> **WRITTEN INSTRUCTION**: Copy every line of the listing exactly.

> **TASK INPUTS**:
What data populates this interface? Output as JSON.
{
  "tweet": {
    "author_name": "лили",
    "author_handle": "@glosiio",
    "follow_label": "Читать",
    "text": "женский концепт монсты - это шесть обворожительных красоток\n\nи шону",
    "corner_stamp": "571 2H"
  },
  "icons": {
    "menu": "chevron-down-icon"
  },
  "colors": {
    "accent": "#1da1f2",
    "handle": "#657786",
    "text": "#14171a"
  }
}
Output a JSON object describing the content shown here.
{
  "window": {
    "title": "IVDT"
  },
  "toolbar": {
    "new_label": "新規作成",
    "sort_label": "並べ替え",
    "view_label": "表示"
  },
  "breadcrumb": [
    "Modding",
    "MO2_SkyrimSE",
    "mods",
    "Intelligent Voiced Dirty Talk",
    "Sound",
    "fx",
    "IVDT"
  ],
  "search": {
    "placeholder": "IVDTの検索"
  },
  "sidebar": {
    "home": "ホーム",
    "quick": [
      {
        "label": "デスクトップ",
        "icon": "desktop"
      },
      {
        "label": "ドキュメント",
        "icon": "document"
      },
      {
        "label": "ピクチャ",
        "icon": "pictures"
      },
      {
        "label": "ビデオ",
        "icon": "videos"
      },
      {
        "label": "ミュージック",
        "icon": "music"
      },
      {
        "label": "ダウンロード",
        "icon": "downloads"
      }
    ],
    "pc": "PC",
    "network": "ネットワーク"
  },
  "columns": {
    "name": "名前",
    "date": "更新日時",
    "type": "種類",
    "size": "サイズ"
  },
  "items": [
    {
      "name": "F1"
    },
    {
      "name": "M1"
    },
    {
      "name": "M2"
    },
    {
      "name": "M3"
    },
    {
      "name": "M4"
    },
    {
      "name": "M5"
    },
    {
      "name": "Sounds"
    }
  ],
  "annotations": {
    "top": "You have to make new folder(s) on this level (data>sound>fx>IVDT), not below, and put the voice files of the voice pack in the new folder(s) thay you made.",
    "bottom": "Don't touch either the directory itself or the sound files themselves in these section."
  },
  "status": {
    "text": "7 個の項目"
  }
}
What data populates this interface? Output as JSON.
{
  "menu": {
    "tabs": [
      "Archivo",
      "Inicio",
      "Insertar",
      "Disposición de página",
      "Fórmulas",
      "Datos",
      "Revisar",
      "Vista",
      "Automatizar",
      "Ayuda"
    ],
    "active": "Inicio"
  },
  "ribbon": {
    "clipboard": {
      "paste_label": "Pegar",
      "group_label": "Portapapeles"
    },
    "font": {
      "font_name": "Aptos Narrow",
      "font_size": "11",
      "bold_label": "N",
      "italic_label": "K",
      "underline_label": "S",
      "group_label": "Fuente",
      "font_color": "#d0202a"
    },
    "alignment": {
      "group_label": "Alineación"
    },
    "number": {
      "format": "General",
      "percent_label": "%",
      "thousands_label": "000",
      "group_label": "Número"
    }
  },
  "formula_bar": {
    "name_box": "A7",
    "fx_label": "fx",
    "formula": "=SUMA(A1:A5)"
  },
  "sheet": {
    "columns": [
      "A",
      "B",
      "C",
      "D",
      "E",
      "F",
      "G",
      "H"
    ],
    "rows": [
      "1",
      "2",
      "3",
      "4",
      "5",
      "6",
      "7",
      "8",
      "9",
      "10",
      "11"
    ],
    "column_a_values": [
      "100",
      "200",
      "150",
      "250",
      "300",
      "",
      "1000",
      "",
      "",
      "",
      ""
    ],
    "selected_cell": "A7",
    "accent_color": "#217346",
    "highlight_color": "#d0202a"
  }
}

> **SOLVED PROBLEM**:
What data populates this interface? Output as JSON.
{
  "tweet": {
    "author_name": "лили",
    "author_handle": "@glosiio",
    "follow_label": "Читать",
    "text": "женский концепт монсты - это шесть обворожительных красоток\n\nи шону",
    "corner_stamp": "571 2H"
  },
  "icons": {
    "menu": "chevron-down-icon"
  },
  "colors": {
    "accent": "#1da1f2",
    "handle": "#657786",
    "text": "#14171a"
  }
}
Output a JSON object describing the content shown here.
{
  "window": {
    "title": "IVDT"
  },
  "toolbar": {
    "new_label": "新規作成",
    "sort_label": "並べ替え",
    "view_label": "表示"
  },
  "breadcrumb": [
    "Modding",
    "MO2_SkyrimSE",
    "mods",
    "Intelligent Voiced Dirty Talk",
    "Sound",
    "fx",
    "IVDT"
  ],
  "search": {
    "placeholder": "IVDTの検索"
  },
  "sidebar": {
    "home": "ホーム",
    "quick": [
      {
        "label": "デスクトップ",
        "icon": "desktop"
      },
      {
        "label": "ドキュメント",
        "icon": "document"
      },
      {
        "label": "ピクチャ",
        "icon": "pictures"
      },
      {
        "label": "ビデオ",
        "icon": "videos"
      },
      {
        "label": "ミュージック",
        "icon": "music"
      },
      {
        "label": "ダウンロード",
        "icon": "downloads"
      }
    ],
    "pc": "PC",
    "network": "ネットワーク"
  },
  "columns": {
    "name": "名前",
    "date": "更新日時",
    "type": "種類",
    "size": "サイズ"
  },
  "items": [
    {
      "name": "F1"
    },
    {
      "name": "M1"
    },
    {
      "name": "M2"
    },
    {
      "name": "M3"
    },
    {
      "name": "M4"
    },
    {
      "name": "M5"
    },
    {
      "name": "Sounds"
    }
  ],
  "annotations": {
    "top": "You have to make new folder(s) on this level (data>sound>fx>IVDT), not below, and put the voice files of the voice pack in the new folder(s) thay you made.",
    "bottom": "Don't touch either the directory itself or the sound files themselves in these section."
  },
  "status": {
    "text": "7 個の項目"
  }
}
What data populates this interface? Output as JSON.
{
  "menu": {
    "tabs": [
      "Archivo",
      "Inicio",
      "Insertar",
      "Disposición de página",
      "Fórmulas",
      "Datos",
      "Revisar",
      "Vista",
      "Automatizar",
      "Ayuda"
    ],
    "active": "Inicio"
  },
  "ribbon": {
    "clipboard": {
      "paste_label": "Pegar",
      "group_label": "Portapapeles"
    },
    "font": {
      "font_name": "Aptos Narrow",
      "font_size": "11",
      "bold_label": "N",
      "italic_label": "K",
      "underline_label": "S",
      "group_label": "Fuente",
      "font_color": "#d0202a"
    },
    "alignment": {
      "group_label": "Alineación"
    },
    "number": {
      "format": "General",
      "percent_label": "%",
      "thousands_label": "000",
      "group_label": "Número"
    }
  },
  "formula_bar": {
    "name_box": "A7",
    "fx_label": "fx",
    "formula": "=SUMA(A1:A5)"
  },
  "sheet": {
    "columns": [
      "A",
      "B",
      "C",
      "D",
      "E",
      "F",
      "G",
      "H"
    ],
    "rows": [
      "1",
      "2",
      "3",
      "4",
      "5",
      "6",
      "7",
      "8",
      "9",
      "10",
      "11"
    ],
    "column_a_values": [
      "100",
      "200",
      "150",
      "250",
      "300",
      "",
      "1000",
      "",
      "",
      "",
      ""
    ],
    "selected_cell": "A7",
    "accent_color": "#217346",
    "highlight_color": "#d0202a"
  }
}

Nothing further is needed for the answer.